Exercise goal: Check every line of the entries that follow, and copy the ones containing "Gute".

(Figure record extracts)
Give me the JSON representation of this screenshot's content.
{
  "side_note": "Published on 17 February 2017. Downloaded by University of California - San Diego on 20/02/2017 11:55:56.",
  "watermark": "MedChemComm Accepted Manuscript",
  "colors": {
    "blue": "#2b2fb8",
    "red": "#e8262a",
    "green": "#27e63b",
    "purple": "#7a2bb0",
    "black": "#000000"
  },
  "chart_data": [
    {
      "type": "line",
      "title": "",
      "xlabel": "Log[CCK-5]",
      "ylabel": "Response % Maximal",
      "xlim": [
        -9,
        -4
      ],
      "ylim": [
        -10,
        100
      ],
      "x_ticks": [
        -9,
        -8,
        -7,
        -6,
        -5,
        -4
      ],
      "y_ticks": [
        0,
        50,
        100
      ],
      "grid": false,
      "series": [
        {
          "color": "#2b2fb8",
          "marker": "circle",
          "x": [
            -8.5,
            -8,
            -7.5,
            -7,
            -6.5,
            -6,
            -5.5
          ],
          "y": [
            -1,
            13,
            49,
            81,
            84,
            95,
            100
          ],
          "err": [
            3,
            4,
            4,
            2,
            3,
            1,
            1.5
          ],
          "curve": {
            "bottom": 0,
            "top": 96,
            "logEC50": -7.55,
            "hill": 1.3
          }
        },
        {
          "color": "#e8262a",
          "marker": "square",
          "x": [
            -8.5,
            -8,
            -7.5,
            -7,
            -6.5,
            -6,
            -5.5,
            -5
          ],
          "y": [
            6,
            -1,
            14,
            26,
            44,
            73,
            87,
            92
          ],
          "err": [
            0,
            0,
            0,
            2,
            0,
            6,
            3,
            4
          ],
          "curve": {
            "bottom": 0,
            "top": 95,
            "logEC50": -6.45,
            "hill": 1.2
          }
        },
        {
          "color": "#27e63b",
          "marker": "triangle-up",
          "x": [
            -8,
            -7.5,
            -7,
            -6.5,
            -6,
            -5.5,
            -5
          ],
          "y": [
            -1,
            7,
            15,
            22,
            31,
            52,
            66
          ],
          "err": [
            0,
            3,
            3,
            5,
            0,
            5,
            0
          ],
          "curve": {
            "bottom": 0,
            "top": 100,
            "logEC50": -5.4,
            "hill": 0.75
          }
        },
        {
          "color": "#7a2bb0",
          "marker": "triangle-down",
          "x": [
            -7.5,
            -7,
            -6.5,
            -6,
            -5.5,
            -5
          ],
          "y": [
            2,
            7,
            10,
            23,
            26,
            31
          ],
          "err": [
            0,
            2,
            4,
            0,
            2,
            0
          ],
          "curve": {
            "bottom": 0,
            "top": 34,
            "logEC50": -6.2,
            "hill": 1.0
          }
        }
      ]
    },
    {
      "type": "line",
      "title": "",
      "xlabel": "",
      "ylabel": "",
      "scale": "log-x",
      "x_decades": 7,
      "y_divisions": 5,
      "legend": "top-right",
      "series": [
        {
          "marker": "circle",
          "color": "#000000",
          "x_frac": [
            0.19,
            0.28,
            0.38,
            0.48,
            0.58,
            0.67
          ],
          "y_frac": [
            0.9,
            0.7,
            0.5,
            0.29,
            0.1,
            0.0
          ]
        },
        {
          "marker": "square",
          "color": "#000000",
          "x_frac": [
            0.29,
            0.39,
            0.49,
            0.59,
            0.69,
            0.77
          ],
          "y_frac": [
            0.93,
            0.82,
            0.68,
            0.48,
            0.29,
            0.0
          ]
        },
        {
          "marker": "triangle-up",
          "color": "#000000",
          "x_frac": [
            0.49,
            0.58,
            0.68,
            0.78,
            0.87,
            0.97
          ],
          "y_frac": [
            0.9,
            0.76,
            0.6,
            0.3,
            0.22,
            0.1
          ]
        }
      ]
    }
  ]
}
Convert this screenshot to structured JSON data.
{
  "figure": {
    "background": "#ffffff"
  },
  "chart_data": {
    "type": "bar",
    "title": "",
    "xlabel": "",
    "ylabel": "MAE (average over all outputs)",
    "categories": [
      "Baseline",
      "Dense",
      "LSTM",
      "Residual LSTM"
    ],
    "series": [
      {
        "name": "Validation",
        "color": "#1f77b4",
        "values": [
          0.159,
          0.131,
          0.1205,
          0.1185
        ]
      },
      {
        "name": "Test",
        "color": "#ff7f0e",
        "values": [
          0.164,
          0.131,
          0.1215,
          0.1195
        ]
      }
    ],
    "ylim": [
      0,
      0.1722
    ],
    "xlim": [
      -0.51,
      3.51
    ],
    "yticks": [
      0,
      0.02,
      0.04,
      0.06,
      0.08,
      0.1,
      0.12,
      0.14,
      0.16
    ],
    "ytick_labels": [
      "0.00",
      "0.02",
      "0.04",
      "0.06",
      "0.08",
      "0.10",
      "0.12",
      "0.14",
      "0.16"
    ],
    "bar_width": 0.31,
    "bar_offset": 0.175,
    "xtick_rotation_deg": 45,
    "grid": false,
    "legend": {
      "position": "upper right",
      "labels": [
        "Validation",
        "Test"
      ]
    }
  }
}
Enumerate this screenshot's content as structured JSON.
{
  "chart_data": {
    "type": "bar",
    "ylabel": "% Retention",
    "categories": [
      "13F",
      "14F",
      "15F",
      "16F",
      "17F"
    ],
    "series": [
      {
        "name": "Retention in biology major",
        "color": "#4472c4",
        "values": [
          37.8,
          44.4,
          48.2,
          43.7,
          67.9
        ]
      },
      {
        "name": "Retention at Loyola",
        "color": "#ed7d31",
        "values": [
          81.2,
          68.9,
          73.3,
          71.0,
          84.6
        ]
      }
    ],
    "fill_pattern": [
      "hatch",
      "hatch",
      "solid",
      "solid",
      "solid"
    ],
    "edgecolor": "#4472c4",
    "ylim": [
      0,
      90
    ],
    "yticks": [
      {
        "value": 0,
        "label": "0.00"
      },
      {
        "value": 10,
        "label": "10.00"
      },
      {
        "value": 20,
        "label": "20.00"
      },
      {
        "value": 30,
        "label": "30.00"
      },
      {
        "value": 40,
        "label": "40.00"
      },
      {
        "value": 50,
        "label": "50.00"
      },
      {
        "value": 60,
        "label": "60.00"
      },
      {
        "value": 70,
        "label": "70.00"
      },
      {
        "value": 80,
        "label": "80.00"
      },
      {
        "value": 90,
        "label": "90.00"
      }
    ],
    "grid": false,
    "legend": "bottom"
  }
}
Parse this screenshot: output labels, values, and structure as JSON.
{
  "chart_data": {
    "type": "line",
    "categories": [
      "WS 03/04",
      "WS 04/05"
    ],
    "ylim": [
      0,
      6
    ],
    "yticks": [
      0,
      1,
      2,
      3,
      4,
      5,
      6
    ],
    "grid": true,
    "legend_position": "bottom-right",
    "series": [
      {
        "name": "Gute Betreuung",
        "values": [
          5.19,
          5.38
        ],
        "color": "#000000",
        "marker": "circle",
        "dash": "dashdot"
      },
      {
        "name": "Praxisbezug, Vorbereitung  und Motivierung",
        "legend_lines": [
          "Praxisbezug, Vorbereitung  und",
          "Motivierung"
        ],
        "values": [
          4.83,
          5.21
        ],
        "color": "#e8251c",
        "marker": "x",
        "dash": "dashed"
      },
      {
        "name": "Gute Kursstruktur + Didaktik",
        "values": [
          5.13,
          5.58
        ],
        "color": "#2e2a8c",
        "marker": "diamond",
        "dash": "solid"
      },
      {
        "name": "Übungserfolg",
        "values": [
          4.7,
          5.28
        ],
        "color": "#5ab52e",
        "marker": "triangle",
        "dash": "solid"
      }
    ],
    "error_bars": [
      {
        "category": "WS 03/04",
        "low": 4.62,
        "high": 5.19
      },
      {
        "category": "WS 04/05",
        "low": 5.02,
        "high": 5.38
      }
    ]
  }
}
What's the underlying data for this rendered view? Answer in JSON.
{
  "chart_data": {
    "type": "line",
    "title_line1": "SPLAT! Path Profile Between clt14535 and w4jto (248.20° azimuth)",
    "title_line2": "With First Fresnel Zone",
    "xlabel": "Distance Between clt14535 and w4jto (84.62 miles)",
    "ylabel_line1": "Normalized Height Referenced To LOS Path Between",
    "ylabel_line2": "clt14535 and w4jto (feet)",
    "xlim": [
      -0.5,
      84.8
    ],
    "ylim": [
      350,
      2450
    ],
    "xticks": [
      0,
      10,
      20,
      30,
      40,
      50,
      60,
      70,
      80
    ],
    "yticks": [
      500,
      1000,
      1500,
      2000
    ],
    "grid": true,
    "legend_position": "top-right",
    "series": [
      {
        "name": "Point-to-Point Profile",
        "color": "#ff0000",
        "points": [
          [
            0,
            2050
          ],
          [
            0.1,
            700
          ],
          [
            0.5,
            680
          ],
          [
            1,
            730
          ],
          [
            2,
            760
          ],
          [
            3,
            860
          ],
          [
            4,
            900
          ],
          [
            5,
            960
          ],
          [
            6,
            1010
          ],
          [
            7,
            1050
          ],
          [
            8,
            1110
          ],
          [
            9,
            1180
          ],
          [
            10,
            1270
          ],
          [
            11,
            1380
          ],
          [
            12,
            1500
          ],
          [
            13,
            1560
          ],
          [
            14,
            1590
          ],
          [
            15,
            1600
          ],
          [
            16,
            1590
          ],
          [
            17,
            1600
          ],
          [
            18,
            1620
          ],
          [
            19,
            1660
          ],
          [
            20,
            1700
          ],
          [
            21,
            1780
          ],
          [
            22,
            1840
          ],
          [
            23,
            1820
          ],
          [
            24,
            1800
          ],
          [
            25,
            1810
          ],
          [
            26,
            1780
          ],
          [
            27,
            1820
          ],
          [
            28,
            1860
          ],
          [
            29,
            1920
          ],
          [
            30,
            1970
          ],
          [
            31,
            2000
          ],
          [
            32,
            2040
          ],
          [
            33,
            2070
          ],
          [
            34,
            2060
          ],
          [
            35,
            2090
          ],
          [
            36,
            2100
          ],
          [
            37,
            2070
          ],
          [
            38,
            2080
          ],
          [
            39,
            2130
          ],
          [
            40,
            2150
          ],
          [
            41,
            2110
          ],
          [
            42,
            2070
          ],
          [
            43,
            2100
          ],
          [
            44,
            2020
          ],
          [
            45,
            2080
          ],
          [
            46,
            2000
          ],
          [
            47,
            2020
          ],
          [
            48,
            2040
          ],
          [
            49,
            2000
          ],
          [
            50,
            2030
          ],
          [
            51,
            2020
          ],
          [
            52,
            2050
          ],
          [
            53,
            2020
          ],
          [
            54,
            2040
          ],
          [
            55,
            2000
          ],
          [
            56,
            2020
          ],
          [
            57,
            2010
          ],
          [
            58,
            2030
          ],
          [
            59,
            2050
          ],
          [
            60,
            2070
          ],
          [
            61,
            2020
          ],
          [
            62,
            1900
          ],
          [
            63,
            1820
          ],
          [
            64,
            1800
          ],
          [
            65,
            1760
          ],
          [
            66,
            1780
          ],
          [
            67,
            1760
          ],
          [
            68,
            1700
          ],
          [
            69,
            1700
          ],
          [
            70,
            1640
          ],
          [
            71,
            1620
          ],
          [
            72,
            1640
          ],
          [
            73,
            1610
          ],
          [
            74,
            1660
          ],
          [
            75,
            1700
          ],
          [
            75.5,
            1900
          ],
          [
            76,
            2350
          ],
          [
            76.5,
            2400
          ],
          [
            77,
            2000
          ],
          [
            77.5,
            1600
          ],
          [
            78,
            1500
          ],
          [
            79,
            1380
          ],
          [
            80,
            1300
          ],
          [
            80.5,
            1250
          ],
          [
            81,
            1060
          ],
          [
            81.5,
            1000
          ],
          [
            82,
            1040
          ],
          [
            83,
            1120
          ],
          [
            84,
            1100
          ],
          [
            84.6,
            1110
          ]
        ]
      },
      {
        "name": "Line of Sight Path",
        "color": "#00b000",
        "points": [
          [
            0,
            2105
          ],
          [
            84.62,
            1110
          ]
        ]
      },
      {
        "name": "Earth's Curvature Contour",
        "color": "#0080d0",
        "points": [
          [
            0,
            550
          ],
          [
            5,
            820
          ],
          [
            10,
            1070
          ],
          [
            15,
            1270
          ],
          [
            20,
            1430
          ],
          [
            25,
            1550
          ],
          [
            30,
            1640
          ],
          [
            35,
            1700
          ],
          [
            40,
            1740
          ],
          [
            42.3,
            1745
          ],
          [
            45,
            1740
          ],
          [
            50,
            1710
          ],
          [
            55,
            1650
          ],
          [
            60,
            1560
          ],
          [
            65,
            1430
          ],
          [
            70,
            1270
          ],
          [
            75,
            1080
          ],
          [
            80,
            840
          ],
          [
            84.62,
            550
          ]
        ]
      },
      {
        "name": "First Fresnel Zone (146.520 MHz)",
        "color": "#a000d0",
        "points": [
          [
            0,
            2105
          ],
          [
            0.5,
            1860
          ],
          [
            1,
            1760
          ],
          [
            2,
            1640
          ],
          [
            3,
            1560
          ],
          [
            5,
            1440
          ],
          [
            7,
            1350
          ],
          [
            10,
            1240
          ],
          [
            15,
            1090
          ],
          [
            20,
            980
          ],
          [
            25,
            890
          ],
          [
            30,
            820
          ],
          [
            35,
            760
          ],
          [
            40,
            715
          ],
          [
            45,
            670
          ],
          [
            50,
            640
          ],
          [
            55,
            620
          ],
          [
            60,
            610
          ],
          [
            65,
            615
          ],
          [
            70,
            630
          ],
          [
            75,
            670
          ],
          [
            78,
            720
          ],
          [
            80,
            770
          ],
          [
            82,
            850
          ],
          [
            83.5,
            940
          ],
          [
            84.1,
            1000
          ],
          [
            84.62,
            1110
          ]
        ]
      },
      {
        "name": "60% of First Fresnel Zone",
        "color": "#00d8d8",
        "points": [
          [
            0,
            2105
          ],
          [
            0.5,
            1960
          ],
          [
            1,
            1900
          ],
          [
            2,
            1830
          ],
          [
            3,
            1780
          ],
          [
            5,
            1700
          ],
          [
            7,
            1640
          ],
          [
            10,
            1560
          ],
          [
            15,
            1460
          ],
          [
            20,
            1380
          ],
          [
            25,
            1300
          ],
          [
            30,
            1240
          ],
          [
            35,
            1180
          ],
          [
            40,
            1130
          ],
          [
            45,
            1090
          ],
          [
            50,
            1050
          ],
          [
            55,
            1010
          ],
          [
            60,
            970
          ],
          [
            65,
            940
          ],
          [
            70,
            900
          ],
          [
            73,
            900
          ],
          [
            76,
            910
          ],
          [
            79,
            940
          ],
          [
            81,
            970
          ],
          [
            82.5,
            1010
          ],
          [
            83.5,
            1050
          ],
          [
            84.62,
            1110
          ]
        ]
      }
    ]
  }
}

Response to the task:
        "name": "Gute Betreuung",
        "name": "Gute Kursstruktur + Didaktik",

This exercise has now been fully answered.